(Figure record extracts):

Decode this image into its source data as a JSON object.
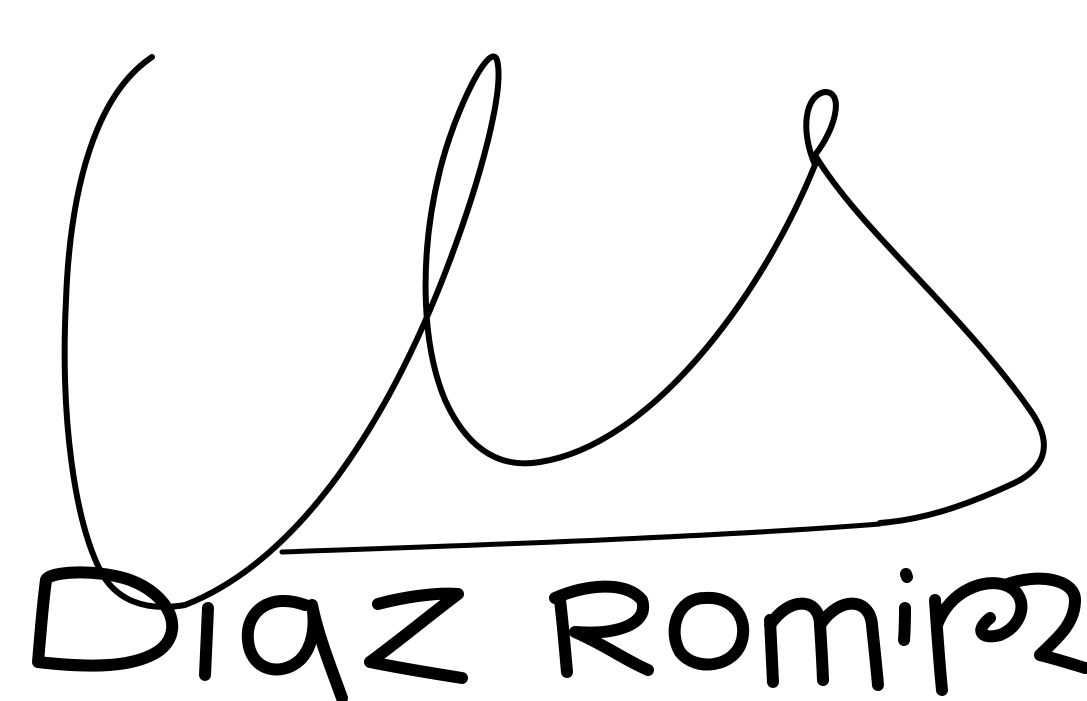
{
  "signature": {
    "handwritten_text": "Diaz Romina",
    "ink_color": "#000000",
    "background_color": "#ffffff"
  }
}
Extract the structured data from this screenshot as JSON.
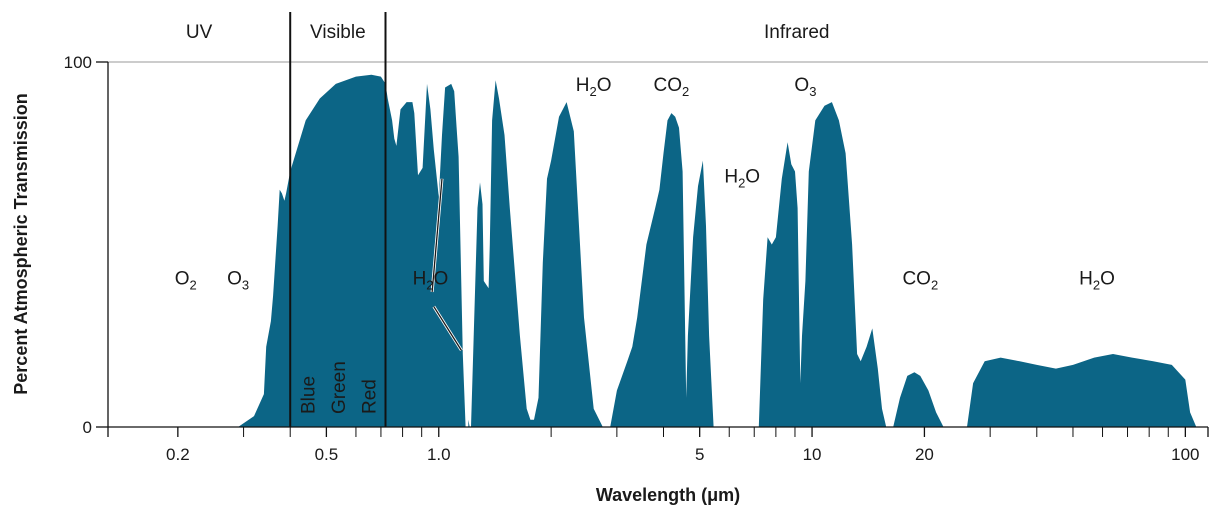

(SET PROBLEM): Except for the pictures, print the data above exactly.

(RESPONSE TO THIS EXERCISE):
Decode this image into its source data as a JSON object.
{
  "signature": {
    "handwritten_text": "Diaz Romina",
    "ink_color": "#000000",
    "background_color": "#ffffff"
  }
}
Extract the structured data from this screenshot as JSON.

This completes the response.